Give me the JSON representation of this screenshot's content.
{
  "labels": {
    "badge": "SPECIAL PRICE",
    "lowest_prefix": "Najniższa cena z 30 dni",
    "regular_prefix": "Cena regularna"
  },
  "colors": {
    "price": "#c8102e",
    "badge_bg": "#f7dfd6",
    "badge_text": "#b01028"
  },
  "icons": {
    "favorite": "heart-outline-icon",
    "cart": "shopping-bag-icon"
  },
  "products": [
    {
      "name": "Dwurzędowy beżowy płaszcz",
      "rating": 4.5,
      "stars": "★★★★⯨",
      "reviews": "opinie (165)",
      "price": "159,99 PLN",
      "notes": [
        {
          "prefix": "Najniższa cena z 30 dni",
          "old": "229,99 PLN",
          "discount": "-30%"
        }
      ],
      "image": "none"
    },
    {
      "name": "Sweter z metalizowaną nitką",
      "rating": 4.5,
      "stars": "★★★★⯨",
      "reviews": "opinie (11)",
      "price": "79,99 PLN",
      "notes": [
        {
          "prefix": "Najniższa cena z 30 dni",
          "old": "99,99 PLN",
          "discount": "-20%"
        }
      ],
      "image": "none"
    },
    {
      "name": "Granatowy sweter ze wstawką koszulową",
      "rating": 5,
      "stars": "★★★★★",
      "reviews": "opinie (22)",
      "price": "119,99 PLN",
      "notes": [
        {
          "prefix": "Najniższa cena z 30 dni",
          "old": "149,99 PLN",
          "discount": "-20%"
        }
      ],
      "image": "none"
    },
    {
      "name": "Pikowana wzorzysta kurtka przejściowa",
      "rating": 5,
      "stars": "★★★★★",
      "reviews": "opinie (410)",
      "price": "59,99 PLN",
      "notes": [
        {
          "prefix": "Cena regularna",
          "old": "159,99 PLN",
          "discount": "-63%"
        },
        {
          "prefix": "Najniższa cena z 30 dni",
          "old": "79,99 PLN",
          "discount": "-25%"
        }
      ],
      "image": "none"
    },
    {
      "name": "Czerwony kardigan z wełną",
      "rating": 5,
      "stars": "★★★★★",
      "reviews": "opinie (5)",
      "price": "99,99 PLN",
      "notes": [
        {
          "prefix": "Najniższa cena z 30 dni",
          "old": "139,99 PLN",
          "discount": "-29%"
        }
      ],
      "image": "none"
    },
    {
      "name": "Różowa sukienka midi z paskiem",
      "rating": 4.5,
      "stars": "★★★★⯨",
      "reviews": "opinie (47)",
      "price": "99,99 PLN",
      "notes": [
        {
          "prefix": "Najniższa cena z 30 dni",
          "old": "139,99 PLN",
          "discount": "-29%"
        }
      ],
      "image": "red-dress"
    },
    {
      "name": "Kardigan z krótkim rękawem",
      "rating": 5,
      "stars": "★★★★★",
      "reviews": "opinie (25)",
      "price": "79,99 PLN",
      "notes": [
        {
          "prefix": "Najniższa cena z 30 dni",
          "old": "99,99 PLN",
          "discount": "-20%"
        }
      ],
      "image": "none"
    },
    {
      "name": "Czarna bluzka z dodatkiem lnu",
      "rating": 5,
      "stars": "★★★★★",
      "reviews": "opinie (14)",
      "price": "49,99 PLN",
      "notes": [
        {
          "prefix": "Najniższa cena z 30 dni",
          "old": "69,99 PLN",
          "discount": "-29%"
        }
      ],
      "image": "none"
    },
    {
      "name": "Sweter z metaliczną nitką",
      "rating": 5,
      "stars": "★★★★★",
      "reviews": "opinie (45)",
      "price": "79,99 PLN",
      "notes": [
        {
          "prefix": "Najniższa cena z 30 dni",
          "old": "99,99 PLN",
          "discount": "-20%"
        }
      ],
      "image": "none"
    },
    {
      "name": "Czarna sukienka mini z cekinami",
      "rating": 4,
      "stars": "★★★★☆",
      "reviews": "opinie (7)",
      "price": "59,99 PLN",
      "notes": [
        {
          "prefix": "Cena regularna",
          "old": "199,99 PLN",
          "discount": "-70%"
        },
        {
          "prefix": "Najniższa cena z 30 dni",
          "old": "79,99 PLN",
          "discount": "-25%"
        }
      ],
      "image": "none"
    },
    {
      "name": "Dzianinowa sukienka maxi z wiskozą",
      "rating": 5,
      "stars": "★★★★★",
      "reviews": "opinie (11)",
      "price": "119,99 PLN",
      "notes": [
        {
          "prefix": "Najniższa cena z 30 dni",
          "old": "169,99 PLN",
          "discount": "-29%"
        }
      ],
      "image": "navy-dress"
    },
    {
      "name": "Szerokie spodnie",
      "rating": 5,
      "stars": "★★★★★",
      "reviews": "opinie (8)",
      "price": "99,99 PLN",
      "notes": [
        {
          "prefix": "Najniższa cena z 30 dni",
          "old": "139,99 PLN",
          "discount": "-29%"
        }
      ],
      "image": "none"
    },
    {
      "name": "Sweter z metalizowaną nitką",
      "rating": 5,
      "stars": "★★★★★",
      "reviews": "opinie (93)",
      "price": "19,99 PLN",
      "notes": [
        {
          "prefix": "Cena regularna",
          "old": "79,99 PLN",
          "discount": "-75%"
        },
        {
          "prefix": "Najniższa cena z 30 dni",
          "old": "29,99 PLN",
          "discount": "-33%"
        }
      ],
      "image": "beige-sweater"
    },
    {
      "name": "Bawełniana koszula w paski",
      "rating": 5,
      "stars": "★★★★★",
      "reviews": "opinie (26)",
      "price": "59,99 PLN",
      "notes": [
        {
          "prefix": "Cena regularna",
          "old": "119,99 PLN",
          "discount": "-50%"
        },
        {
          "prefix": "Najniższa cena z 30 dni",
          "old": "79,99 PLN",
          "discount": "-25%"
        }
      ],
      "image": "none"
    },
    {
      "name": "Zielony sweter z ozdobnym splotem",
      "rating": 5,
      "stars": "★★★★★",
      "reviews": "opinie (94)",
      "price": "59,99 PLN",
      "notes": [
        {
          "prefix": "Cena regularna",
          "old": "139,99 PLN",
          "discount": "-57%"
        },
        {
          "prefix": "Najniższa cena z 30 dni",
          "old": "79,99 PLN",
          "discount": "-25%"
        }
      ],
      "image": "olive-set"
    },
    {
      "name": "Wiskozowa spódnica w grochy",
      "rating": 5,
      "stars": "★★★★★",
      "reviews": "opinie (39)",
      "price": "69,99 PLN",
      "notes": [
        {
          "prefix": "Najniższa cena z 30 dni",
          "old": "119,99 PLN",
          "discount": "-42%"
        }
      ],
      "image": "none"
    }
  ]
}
+ + + +
_INSTRUCTIONS FOR THE TASK:_ Repeat the listing exactly, from its first line to its last.

_EXERCISE ANSWER:_
Give me the JSON representation of this screenshot's content.
{
  "labels": {
    "badge": "SPECIAL PRICE",
    "lowest_prefix": "Najniższa cena z 30 dni",
    "regular_prefix": "Cena regularna"
  },
  "colors": {
    "price": "#c8102e",
    "badge_bg": "#f7dfd6",
    "badge_text": "#b01028"
  },
  "icons": {
    "favorite": "heart-outline-icon",
    "cart": "shopping-bag-icon"
  },
  "products": [
    {
      "name": "Dwurzędowy beżowy płaszcz",
      "rating": 4.5,
      "stars": "★★★★⯨",
      "reviews": "opinie (165)",
      "price": "159,99 PLN",
      "notes": [
        {
          "prefix": "Najniższa cena z 30 dni",
          "old": "229,99 PLN",
          "discount": "-30%"
        }
      ],
      "image": "none"
    },
    {
      "name": "Sweter z metalizowaną nitką",
      "rating": 4.5,
      "stars": "★★★★⯨",
      "reviews": "opinie (11)",
      "price": "79,99 PLN",
      "notes": [
        {
          "prefix": "Najniższa cena z 30 dni",
          "old": "99,99 PLN",
          "discount": "-20%"
        }
      ],
      "image": "none"
    },
    {
      "name": "Granatowy sweter ze wstawką koszulową",
      "rating": 5,
      "stars": "★★★★★",
      "reviews": "opinie (22)",
      "price": "119,99 PLN",
      "notes": [
        {
          "prefix": "Najniższa cena z 30 dni",
          "old": "149,99 PLN",
          "discount": "-20%"
        }
      ],
      "image": "none"
    },
    {
      "name": "Pikowana wzorzysta kurtka przejściowa",
      "rating": 5,
      "stars": "★★★★★",
      "reviews": "opinie (410)",
      "price": "59,99 PLN",
      "notes": [
        {
          "prefix": "Cena regularna",
          "old": "159,99 PLN",
          "discount": "-63%"
        },
        {
          "prefix": "Najniższa cena z 30 dni",
          "old": "79,99 PLN",
          "discount": "-25%"
        }
      ],
      "image": "none"
    },
    {
      "name": "Czerwony kardigan z wełną",
      "rating": 5,
      "stars": "★★★★★",
      "reviews": "opinie (5)",
      "price": "99,99 PLN",
      "notes": [
        {
          "prefix": "Najniższa cena z 30 dni",
          "old": "139,99 PLN",
          "discount": "-29%"
        }
      ],
      "image": "none"
    },
    {
      "name": "Różowa sukienka midi z paskiem",
      "rating": 4.5,
      "stars": "★★★★⯨",
      "reviews": "opinie (47)",
      "price": "99,99 PLN",
      "notes": [
        {
          "prefix": "Najniższa cena z 30 dni",
          "old": "139,99 PLN",
          "discount": "-29%"
        }
      ],
      "image": "red-dress"
    },
    {
      "name": "Kardigan z krótkim rękawem",
      "rating": 5,
      "stars": "★★★★★",
      "reviews": "opinie (25)",
      "price": "79,99 PLN",
      "notes": [
        {
          "prefix": "Najniższa cena z 30 dni",
          "old": "99,99 PLN",
          "discount": "-20%"
        }
      ],
      "image": "none"
    },
    {
      "name": "Czarna bluzka z dodatkiem lnu",
      "rating": 5,
      "stars": "★★★★★",
      "reviews": "opinie (14)",
      "price": "49,99 PLN",
      "notes": [
        {
          "prefix": "Najniższa cena z 30 dni",
          "old": "69,99 PLN",
          "discount": "-29%"
        }
      ],
      "image": "none"
    },
    {
      "name": "Sweter z metaliczną nitką",
      "rating": 5,
      "stars": "★★★★★",
      "reviews": "opinie (45)",
      "price": "79,99 PLN",
      "notes": [
        {
          "prefix": "Najniższa cena z 30 dni",
          "old": "99,99 PLN",
          "discount": "-20%"
        }
      ],
      "image": "none"
    },
    {
      "name": "Czarna sukienka mini z cekinami",
      "rating": 4,
      "stars": "★★★★☆",
      "reviews": "opinie (7)",
      "price": "59,99 PLN",
      "notes": [
        {
          "prefix": "Cena regularna",
          "old": "199,99 PLN",
          "discount": "-70%"
        },
        {
          "prefix": "Najniższa cena z 30 dni",
          "old": "79,99 PLN",
          "discount": "-25%"
        }
      ],
      "image": "none"
    },
    {
      "name": "Dzianinowa sukienka maxi z wiskozą",
      "rating": 5,
      "stars": "★★★★★",
      "reviews": "opinie (11)",
      "price": "119,99 PLN",
      "notes": [
        {
          "prefix": "Najniższa cena z 30 dni",
          "old": "169,99 PLN",
          "discount": "-29%"
        }
      ],
      "image": "navy-dress"
    },
    {
      "name": "Szerokie spodnie",
      "rating": 5,
      "stars": "★★★★★",
      "reviews": "opinie (8)",
      "price": "99,99 PLN",
      "notes": [
        {
          "prefix": "Najniższa cena z 30 dni",
          "old": "139,99 PLN",
          "discount": "-29%"
        }
      ],
      "image": "none"
    },
    {
      "name": "Sweter z metalizowaną nitką",
      "rating": 5,
      "stars": "★★★★★",
      "reviews": "opinie (93)",
      "price": "19,99 PLN",
      "notes": [
        {
          "prefix": "Cena regularna",
          "old": "79,99 PLN",
          "discount": "-75%"
        },
        {
          "prefix": "Najniższa cena z 30 dni",
          "old": "29,99 PLN",
          "discount": "-33%"
        }
      ],
      "image": "beige-sweater"
    },
    {
      "name": "Bawełniana koszula w paski",
      "rating": 5,
      "stars": "★★★★★",
      "reviews": "opinie (26)",
      "price": "59,99 PLN",
      "notes": [
        {
          "prefix": "Cena regularna",
          "old": "119,99 PLN",
          "discount": "-50%"
        },
        {
          "prefix": "Najniższa cena z 30 dni",
          "old": "79,99 PLN",
          "discount": "-25%"
        }
      ],
      "image": "none"
    },
    {
      "name": "Zielony sweter z ozdobnym splotem",
      "rating": 5,
      "stars": "★★★★★",
      "reviews": "opinie (94)",
      "price": "59,99 PLN",
      "notes": [
        {
          "prefix": "Cena regularna",
          "old": "139,99 PLN",
          "discount": "-57%"
        },
        {
          "prefix": "Najniższa cena z 30 dni",
          "old": "79,99 PLN",
          "discount": "-25%"
        }
      ],
      "image": "olive-set"
    },
    {
      "name": "Wiskozowa spódnica w grochy",
      "rating": 5,
      "stars": "★★★★★",
      "reviews": "opinie (39)",
      "price": "69,99 PLN",
      "notes": [
        {
          "prefix": "Najniższa cena z 30 dni",
          "old": "119,99 PLN",
          "discount": "-42%"
        }
      ],
      "image": "none"
    }
  ]
}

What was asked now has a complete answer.